• [Instructions to follow]: Please repeat the records word for word, from the start of the records through the line that contains "setting-label: Использовать прокси-сервер: [46, 412, 228, 430]".

(Layout annotation data)
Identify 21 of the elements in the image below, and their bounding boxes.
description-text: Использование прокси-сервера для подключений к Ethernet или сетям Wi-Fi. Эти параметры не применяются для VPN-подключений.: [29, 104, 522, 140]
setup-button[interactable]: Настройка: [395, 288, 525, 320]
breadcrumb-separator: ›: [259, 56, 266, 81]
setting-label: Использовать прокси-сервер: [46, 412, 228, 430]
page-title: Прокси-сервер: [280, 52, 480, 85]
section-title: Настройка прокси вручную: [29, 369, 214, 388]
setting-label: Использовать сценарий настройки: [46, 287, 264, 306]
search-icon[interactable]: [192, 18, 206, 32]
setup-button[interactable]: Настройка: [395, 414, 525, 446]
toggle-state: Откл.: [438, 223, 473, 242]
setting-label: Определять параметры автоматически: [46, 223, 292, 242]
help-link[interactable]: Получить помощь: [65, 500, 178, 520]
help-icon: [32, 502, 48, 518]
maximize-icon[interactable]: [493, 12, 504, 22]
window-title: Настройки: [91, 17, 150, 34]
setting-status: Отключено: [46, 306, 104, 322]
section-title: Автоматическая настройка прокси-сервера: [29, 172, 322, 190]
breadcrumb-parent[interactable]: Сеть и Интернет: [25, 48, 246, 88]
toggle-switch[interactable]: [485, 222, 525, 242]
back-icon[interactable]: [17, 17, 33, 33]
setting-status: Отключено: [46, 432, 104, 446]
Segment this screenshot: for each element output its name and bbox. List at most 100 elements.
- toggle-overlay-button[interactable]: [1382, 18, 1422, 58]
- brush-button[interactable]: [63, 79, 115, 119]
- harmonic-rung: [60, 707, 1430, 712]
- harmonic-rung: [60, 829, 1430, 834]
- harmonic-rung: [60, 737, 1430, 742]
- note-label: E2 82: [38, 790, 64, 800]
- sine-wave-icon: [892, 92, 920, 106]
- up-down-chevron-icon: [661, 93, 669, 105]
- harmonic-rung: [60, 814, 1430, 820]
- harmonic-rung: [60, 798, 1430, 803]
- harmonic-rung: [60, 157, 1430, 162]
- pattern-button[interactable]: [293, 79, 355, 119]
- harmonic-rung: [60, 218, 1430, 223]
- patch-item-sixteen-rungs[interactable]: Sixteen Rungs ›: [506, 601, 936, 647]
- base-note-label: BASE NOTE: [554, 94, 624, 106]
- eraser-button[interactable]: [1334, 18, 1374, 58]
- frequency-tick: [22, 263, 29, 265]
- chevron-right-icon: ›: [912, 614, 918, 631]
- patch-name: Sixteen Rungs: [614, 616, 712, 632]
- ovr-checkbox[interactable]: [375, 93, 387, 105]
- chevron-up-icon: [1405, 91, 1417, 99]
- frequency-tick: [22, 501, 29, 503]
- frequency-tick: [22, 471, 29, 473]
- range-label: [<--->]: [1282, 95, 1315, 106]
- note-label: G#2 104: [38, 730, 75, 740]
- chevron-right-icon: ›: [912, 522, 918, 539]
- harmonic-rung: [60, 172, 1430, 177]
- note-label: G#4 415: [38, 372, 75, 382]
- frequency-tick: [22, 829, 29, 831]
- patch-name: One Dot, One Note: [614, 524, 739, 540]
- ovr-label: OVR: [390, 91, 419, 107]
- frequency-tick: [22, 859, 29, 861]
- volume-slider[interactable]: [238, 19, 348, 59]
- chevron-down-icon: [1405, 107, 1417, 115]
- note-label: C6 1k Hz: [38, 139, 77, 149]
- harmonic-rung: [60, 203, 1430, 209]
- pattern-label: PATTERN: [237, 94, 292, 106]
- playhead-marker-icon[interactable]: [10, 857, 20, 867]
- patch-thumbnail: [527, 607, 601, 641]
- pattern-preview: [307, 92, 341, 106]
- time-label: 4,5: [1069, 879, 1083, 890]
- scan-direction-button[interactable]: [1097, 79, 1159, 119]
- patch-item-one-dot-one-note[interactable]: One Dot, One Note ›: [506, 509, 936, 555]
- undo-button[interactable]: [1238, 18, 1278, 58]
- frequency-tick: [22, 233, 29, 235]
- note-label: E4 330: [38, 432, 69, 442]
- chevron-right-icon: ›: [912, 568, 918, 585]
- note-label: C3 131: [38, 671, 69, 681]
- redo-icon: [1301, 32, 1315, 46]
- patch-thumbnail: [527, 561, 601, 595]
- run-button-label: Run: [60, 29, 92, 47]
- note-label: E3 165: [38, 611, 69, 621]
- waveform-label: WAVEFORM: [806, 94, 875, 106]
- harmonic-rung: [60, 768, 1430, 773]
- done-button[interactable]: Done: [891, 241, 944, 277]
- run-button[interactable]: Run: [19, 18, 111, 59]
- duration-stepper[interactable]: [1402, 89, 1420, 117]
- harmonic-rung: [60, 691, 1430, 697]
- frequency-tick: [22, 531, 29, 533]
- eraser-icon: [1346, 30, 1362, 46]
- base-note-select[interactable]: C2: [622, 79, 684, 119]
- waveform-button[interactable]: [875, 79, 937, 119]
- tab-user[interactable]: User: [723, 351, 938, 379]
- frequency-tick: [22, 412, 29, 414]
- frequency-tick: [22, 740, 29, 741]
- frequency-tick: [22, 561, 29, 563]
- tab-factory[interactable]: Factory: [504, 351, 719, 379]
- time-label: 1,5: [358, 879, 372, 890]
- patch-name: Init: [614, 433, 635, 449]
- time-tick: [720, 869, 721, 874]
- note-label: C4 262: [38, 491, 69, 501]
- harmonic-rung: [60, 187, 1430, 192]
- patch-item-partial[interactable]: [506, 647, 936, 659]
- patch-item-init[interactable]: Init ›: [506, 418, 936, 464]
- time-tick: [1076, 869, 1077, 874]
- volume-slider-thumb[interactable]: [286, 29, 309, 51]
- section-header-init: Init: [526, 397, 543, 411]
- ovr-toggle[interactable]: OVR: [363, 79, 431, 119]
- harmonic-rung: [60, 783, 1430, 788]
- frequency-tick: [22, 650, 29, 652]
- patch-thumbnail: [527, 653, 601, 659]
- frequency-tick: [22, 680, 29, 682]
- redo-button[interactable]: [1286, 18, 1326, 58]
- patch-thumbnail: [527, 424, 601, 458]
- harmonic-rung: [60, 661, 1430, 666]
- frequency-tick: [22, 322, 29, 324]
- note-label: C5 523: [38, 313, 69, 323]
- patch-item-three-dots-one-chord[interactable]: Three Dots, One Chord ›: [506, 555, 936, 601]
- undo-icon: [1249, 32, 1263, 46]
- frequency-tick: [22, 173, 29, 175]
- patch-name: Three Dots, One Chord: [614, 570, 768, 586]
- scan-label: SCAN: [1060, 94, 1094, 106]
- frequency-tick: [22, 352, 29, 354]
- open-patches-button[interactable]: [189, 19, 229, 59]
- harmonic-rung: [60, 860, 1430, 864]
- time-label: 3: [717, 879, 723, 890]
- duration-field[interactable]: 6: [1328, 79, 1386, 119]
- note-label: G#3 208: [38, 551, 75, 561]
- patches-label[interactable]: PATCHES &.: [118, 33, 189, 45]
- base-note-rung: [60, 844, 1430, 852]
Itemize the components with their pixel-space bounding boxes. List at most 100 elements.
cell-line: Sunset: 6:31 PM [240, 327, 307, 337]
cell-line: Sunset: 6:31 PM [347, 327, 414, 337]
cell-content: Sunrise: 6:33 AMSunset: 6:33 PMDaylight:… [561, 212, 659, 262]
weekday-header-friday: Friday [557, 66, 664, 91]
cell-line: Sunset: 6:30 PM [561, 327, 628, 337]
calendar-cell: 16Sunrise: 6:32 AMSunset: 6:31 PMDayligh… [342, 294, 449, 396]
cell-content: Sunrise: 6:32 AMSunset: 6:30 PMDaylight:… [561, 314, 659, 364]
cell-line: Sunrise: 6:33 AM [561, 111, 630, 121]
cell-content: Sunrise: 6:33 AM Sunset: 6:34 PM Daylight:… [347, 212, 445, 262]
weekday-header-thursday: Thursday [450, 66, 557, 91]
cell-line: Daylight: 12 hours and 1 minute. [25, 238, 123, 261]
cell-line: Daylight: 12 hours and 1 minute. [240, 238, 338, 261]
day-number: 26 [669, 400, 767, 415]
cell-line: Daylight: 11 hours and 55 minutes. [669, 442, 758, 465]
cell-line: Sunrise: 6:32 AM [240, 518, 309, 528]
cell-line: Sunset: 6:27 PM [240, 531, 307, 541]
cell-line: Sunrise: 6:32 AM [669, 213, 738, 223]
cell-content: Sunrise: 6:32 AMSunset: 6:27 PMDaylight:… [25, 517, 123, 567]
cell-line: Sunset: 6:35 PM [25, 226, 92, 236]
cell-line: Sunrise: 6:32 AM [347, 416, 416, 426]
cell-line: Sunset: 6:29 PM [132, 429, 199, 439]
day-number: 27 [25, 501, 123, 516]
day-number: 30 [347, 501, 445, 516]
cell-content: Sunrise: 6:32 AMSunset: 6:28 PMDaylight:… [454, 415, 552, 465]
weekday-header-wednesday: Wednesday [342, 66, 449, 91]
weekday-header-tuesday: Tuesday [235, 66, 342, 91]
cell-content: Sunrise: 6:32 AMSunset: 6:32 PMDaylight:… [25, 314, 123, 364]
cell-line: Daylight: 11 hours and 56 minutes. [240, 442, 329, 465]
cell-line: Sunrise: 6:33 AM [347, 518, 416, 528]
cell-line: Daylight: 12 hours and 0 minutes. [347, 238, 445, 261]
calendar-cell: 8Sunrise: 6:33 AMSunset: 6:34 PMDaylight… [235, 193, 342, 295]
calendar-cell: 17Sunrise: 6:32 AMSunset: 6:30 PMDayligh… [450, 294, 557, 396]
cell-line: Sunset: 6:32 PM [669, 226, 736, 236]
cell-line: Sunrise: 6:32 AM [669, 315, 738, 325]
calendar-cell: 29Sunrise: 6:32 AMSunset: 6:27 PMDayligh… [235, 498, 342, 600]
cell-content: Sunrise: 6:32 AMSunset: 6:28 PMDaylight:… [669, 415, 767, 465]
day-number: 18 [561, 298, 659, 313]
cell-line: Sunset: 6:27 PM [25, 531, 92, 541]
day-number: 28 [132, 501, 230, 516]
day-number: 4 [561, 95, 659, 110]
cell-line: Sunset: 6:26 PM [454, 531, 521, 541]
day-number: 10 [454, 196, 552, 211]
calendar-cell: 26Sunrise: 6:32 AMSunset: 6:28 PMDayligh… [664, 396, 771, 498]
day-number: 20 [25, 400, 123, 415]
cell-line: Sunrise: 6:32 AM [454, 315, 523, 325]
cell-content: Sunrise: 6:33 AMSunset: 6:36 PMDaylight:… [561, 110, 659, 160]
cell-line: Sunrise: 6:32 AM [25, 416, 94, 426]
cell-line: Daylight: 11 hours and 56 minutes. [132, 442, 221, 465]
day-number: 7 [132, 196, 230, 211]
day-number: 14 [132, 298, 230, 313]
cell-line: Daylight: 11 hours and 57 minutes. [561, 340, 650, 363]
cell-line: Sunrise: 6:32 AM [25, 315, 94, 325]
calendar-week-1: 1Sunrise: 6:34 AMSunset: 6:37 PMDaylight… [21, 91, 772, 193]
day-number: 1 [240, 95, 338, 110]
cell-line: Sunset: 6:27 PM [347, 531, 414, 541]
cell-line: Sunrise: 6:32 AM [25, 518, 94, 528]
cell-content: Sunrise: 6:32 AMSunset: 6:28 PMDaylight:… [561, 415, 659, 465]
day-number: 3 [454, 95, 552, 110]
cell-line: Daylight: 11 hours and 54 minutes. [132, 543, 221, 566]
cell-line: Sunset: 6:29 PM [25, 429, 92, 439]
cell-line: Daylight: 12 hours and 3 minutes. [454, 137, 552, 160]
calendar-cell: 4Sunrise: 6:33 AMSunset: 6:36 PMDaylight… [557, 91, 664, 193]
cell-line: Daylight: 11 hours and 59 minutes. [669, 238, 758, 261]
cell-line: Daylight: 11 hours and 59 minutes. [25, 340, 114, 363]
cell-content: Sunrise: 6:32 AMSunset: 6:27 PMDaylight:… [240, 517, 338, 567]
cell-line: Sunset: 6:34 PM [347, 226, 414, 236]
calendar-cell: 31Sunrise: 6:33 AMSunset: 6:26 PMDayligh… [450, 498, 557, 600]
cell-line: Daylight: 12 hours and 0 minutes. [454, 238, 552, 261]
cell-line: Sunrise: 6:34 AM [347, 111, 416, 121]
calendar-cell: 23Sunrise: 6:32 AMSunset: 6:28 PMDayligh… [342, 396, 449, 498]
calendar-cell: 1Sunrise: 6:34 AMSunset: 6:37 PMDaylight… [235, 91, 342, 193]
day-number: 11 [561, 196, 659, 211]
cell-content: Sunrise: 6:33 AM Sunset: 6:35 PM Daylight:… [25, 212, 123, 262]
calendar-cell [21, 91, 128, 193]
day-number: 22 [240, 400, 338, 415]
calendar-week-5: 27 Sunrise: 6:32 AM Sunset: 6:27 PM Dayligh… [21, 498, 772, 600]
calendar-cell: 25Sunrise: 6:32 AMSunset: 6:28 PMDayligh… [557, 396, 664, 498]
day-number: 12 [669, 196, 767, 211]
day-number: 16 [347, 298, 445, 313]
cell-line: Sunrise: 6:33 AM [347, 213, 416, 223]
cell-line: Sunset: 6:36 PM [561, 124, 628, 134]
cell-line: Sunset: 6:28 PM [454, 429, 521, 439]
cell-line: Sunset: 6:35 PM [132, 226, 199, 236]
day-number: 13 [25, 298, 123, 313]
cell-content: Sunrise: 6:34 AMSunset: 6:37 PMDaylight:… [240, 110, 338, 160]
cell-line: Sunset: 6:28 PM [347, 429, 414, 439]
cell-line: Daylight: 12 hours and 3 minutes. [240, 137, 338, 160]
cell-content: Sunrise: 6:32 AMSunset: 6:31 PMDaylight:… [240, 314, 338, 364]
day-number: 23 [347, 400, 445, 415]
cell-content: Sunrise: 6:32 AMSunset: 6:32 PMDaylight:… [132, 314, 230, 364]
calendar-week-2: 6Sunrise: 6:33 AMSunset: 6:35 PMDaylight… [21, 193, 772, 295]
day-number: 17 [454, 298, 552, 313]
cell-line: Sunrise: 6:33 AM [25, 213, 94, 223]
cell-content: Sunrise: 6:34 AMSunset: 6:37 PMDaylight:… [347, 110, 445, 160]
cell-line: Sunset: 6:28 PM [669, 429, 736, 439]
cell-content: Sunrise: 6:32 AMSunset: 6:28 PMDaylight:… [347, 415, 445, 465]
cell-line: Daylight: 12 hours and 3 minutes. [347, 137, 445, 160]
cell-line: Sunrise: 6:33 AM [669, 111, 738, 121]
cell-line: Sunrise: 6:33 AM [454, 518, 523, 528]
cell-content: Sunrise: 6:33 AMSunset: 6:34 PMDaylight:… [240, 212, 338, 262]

• [Result for this task]:
Identify 21 of the elements in the image below, and their bounding boxes.
description-text: Использование прокси-сервера для подключений к Ethernet или сетям Wi-Fi. Эти параметры не применяются для VPN-подключений.: [29, 104, 522, 140]
setup-button[interactable]: Настройка: [395, 288, 525, 320]
breadcrumb-separator: ›: [259, 56, 266, 81]
setting-label: Использовать прокси-сервер: [46, 412, 228, 430]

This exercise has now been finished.